### Exercise:
Return every line below as is, leaving out the pictures.

### Records shown:
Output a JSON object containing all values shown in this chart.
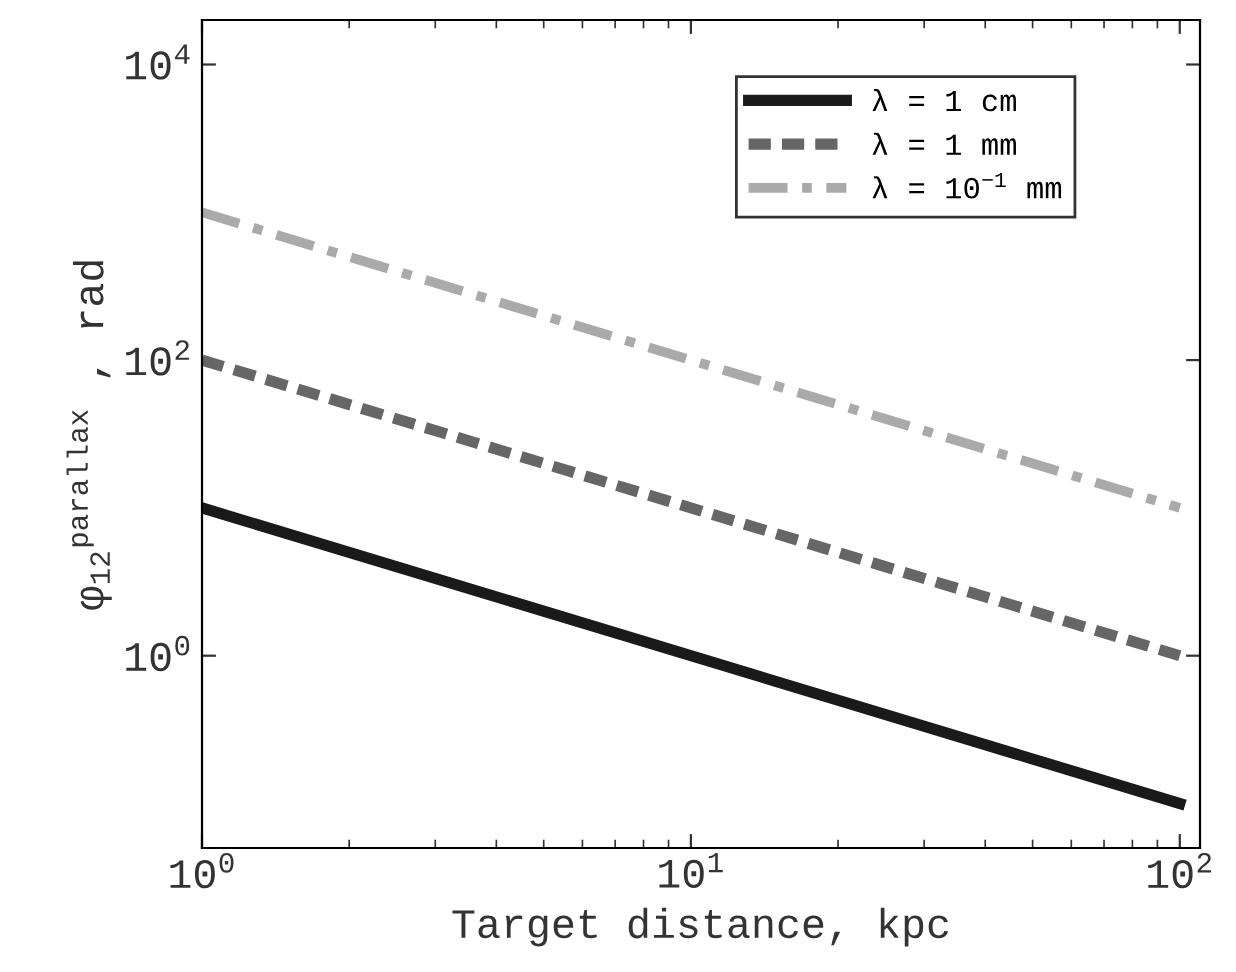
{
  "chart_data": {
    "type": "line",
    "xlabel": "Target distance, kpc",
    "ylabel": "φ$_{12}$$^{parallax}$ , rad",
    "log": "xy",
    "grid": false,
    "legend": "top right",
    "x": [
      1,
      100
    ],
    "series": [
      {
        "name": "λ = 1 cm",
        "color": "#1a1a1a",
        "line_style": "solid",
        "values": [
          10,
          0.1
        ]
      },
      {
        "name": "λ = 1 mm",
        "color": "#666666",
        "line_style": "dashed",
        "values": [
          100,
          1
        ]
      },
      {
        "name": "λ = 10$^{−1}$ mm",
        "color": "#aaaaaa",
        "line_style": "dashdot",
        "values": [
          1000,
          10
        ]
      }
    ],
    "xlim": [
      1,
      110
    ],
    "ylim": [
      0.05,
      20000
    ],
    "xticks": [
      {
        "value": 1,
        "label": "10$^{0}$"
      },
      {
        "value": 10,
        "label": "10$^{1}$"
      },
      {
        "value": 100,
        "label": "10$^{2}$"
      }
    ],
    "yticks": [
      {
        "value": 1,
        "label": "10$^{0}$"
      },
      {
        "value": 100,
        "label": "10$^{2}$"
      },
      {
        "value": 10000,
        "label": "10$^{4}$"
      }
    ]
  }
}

### Correct result:
Output a JSON object containing all values shown in this chart.
{
  "chart_data": {
    "type": "line",
    "xlabel": "Target distance, kpc",
    "ylabel": "φ$_{12}$$^{parallax}$ , rad",
    "log": "xy",
    "grid": false,
    "legend": "top right",
    "x": [
      1,
      100
    ],
    "series": [
      {
        "name": "λ = 1 cm",
        "color": "#1a1a1a",
        "line_style": "solid",
        "values": [
          10,
          0.1
        ]
      },
      {
        "name": "λ = 1 mm",
        "color": "#666666",
        "line_style": "dashed",
        "values": [
          100,
          1
        ]
      },
      {
        "name": "λ = 10$^{−1}$ mm",
        "color": "#aaaaaa",
        "line_style": "dashdot",
        "values": [
          1000,
          10
        ]
      }
    ],
    "xlim": [
      1,
      110
    ],
    "ylim": [
      0.05,
      20000
    ],
    "xticks": [
      {
        "value": 1,
        "label": "10$^{0}$"
      },
      {
        "value": 10,
        "label": "10$^{1}$"
      },
      {
        "value": 100,
        "label": "10$^{2}$"
      }
    ],
    "yticks": [
      {
        "value": 1,
        "label": "10$^{0}$"
      },
      {
        "value": 100,
        "label": "10$^{2}$"
      },
      {
        "value": 10000,
        "label": "10$^{4}$"
      }
    ]
  }
}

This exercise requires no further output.